- **Given problem**
Print the entries in full, word for word, but not the pictures.

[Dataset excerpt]
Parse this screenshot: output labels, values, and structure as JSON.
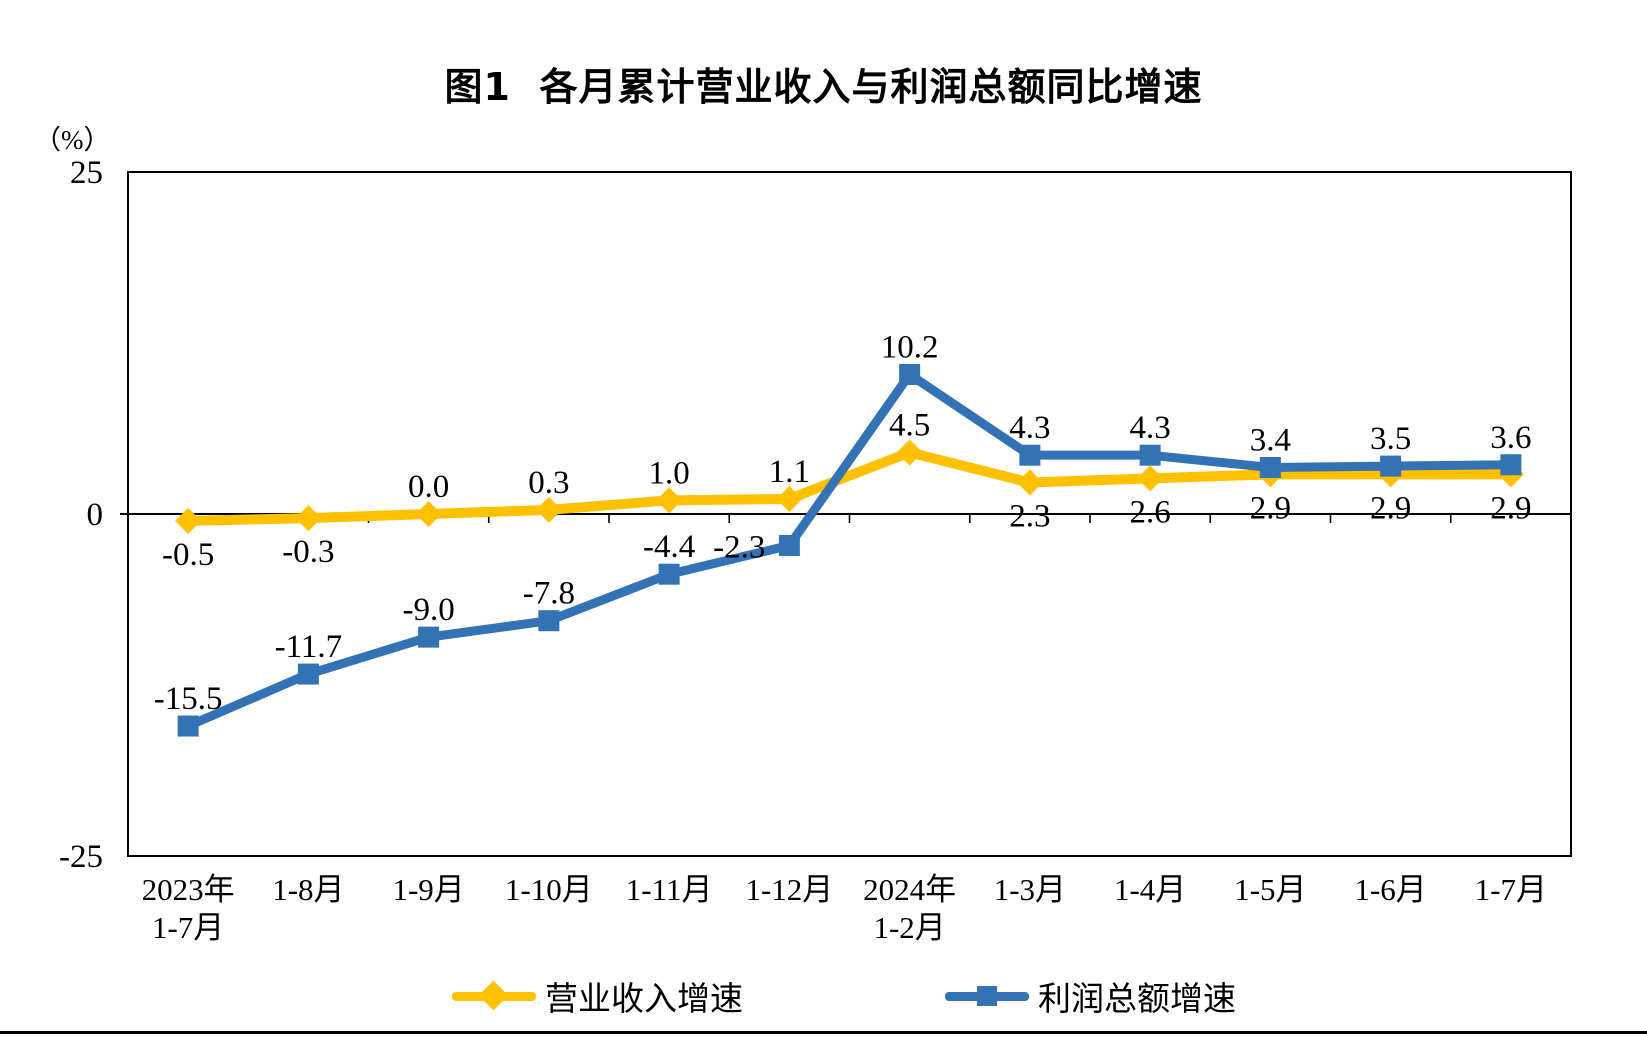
{
  "chart_data": {
    "type": "line",
    "title": "图1  各月累计营业收入与利润总额同比增速",
    "unit_label": "（%）",
    "categories": [
      "2023年1-7月",
      "1-8月",
      "1-9月",
      "1-10月",
      "1-11月",
      "1-12月",
      "2024年1-2月",
      "1-3月",
      "1-4月",
      "1-5月",
      "1-6月",
      "1-7月"
    ],
    "category_labels": [
      [
        "2023年",
        "1-7月"
      ],
      [
        "1-8月"
      ],
      [
        "1-9月"
      ],
      [
        "1-10月"
      ],
      [
        "1-11月"
      ],
      [
        "1-12月"
      ],
      [
        "2024年",
        "1-2月"
      ],
      [
        "1-3月"
      ],
      [
        "1-4月"
      ],
      [
        "1-5月"
      ],
      [
        "1-6月"
      ],
      [
        "1-7月"
      ]
    ],
    "ylim": [
      -25,
      25
    ],
    "y_ticks": [
      25,
      0,
      -25
    ],
    "grid": false,
    "legend_position": "bottom",
    "axis_color": "#000000",
    "series": [
      {
        "name": "营业收入增速",
        "color": "#FFC000",
        "marker": "diamond",
        "values": [
          -0.5,
          -0.3,
          0.0,
          0.3,
          1.0,
          1.1,
          4.5,
          2.3,
          2.6,
          2.9,
          2.9,
          2.9
        ],
        "labels": [
          "-0.5",
          "-0.3",
          "0.0",
          "0.3",
          "1.0",
          "1.1",
          "4.5",
          "2.3",
          "2.6",
          "2.9",
          "2.9",
          "2.9"
        ],
        "label_sides": [
          "below",
          "below",
          "above",
          "above",
          "above",
          "above",
          "above",
          "below",
          "below",
          "below",
          "below",
          "below"
        ]
      },
      {
        "name": "利润总额增速",
        "color": "#3272B5",
        "marker": "square",
        "values": [
          -15.5,
          -11.7,
          -9.0,
          -7.8,
          -4.4,
          -2.3,
          10.2,
          4.3,
          4.3,
          3.4,
          3.5,
          3.6
        ],
        "labels": [
          "-15.5",
          "-11.7",
          "-9.0",
          "-7.8",
          "-4.4",
          "-2.3",
          "10.2",
          "4.3",
          "4.3",
          "3.4",
          "3.5",
          "3.6"
        ],
        "label_sides": [
          "above",
          "above",
          "above",
          "above",
          "above",
          "left",
          "above",
          "above",
          "above",
          "above",
          "above",
          "above"
        ]
      }
    ]
  }
}
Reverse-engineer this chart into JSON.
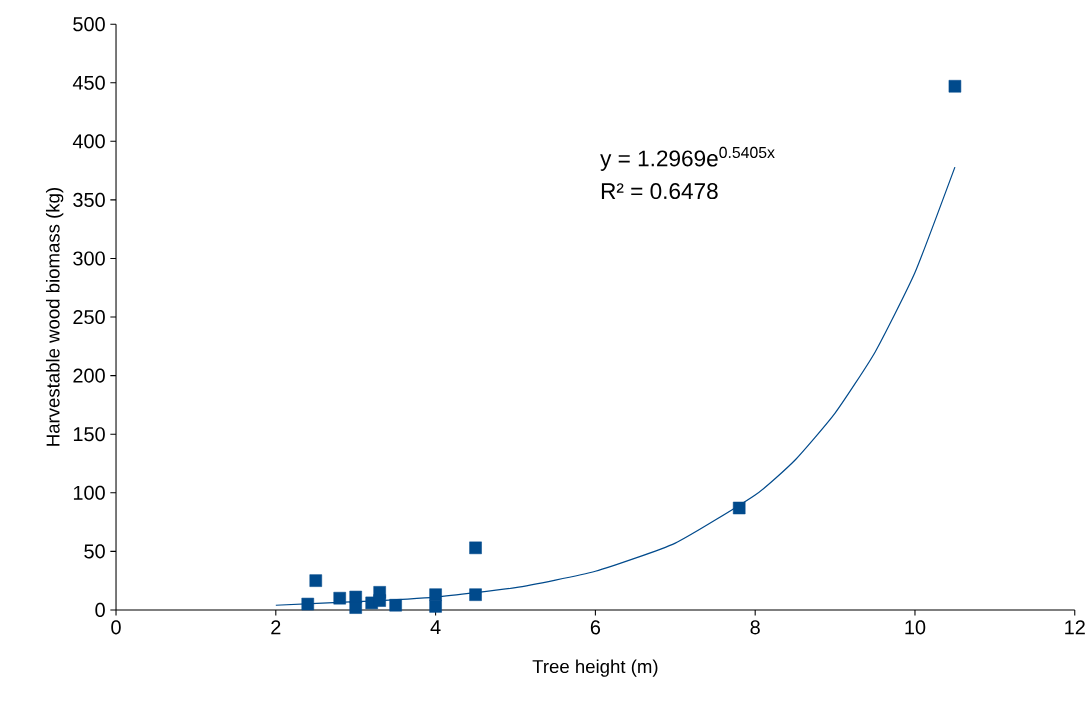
{
  "chart_data": {
    "type": "scatter",
    "xlabel": "Tree height (m)",
    "ylabel": "Harvestable wood biomass (kg)",
    "xlim": [
      0,
      12
    ],
    "xticks": [
      0,
      2,
      4,
      6,
      8,
      10,
      12
    ],
    "ylim": [
      0,
      500
    ],
    "yticks": [
      0,
      50,
      100,
      150,
      200,
      250,
      300,
      350,
      400,
      450,
      500
    ],
    "grid": false,
    "series": [
      {
        "color": "#004a8c",
        "marker": "square",
        "x": [
          2.4,
          2.5,
          2.8,
          3.0,
          3.0,
          3.2,
          3.3,
          3.3,
          3.5,
          4.0,
          4.0,
          4.5,
          4.5,
          7.8,
          10.5
        ],
        "values": [
          5,
          25,
          10,
          11,
          2,
          6,
          15,
          8,
          4,
          13,
          3,
          53,
          13,
          87,
          447
        ]
      },
      {
        "type": "line",
        "color": "#004a8c",
        "marker": "none",
        "line_style": "solid",
        "x": [
          2,
          3,
          4,
          5,
          6,
          7,
          8,
          8.5,
          9,
          9.5,
          10,
          10.5
        ],
        "values": [
          4,
          7,
          11,
          19,
          33,
          57,
          98,
          128,
          168,
          220,
          288,
          378
        ]
      }
    ],
    "annotations": [
      "y = 1.2969e$^{0.5405x}$",
      "R² = 0.6478"
    ]
  }
}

- **Answer to the exercise**
Parse this screenshot: output labels, values, and structure as JSON.
{
  "chart_data": {
    "type": "line",
    "title": "图1  各月累计营业收入与利润总额同比增速",
    "unit_label": "（%）",
    "categories": [
      "2023年1-7月",
      "1-8月",
      "1-9月",
      "1-10月",
      "1-11月",
      "1-12月",
      "2024年1-2月",
      "1-3月",
      "1-4月",
      "1-5月",
      "1-6月",
      "1-7月"
    ],
    "category_labels": [
      [
        "2023年",
        "1-7月"
      ],
      [
        "1-8月"
      ],
      [
        "1-9月"
      ],
      [
        "1-10月"
      ],
      [
        "1-11月"
      ],
      [
        "1-12月"
      ],
      [
        "2024年",
        "1-2月"
      ],
      [
        "1-3月"
      ],
      [
        "1-4月"
      ],
      [
        "1-5月"
      ],
      [
        "1-6月"
      ],
      [
        "1-7月"
      ]
    ],
    "ylim": [
      -25,
      25
    ],
    "y_ticks": [
      25,
      0,
      -25
    ],
    "grid": false,
    "legend_position": "bottom",
    "axis_color": "#000000",
    "series": [
      {
        "name": "营业收入增速",
        "color": "#FFC000",
        "marker": "diamond",
        "values": [
          -0.5,
          -0.3,
          0.0,
          0.3,
          1.0,
          1.1,
          4.5,
          2.3,
          2.6,
          2.9,
          2.9,
          2.9
        ],
        "labels": [
          "-0.5",
          "-0.3",
          "0.0",
          "0.3",
          "1.0",
          "1.1",
          "4.5",
          "2.3",
          "2.6",
          "2.9",
          "2.9",
          "2.9"
        ],
        "label_sides": [
          "below",
          "below",
          "above",
          "above",
          "above",
          "above",
          "above",
          "below",
          "below",
          "below",
          "below",
          "below"
        ]
      },
      {
        "name": "利润总额增速",
        "color": "#3272B5",
        "marker": "square",
        "values": [
          -15.5,
          -11.7,
          -9.0,
          -7.8,
          -4.4,
          -2.3,
          10.2,
          4.3,
          4.3,
          3.4,
          3.5,
          3.6
        ],
        "labels": [
          "-15.5",
          "-11.7",
          "-9.0",
          "-7.8",
          "-4.4",
          "-2.3",
          "10.2",
          "4.3",
          "4.3",
          "3.4",
          "3.5",
          "3.6"
        ],
        "label_sides": [
          "above",
          "above",
          "above",
          "above",
          "above",
          "left",
          "above",
          "above",
          "above",
          "above",
          "above",
          "above"
        ]
      }
    ]
  }
}
Reverse-engineer this chart into JSON.
{
  "chart_data": {
    "type": "scatter",
    "xlabel": "Tree height (m)",
    "ylabel": "Harvestable wood biomass (kg)",
    "xlim": [
      0,
      12
    ],
    "xticks": [
      0,
      2,
      4,
      6,
      8,
      10,
      12
    ],
    "ylim": [
      0,
      500
    ],
    "yticks": [
      0,
      50,
      100,
      150,
      200,
      250,
      300,
      350,
      400,
      450,
      500
    ],
    "grid": false,
    "series": [
      {
        "color": "#004a8c",
        "marker": "square",
        "x": [
          2.4,
          2.5,
          2.8,
          3.0,
          3.0,
          3.2,
          3.3,
          3.3,
          3.5,
          4.0,
          4.0,
          4.5,
          4.5,
          7.8,
          10.5
        ],
        "values": [
          5,
          25,
          10,
          11,
          2,
          6,
          15,
          8,
          4,
          13,
          3,
          53,
          13,
          87,
          447
        ]
      },
      {
        "type": "line",
        "color": "#004a8c",
        "marker": "none",
        "line_style": "solid",
        "x": [
          2,
          3,
          4,
          5,
          6,
          7,
          8,
          8.5,
          9,
          9.5,
          10,
          10.5
        ],
        "values": [
          4,
          7,
          11,
          19,
          33,
          57,
          98,
          128,
          168,
          220,
          288,
          378
        ]
      }
    ],
    "annotations": [
      "y = 1.2969e$^{0.5405x}$",
      "R² = 0.6478"
    ]
  }
}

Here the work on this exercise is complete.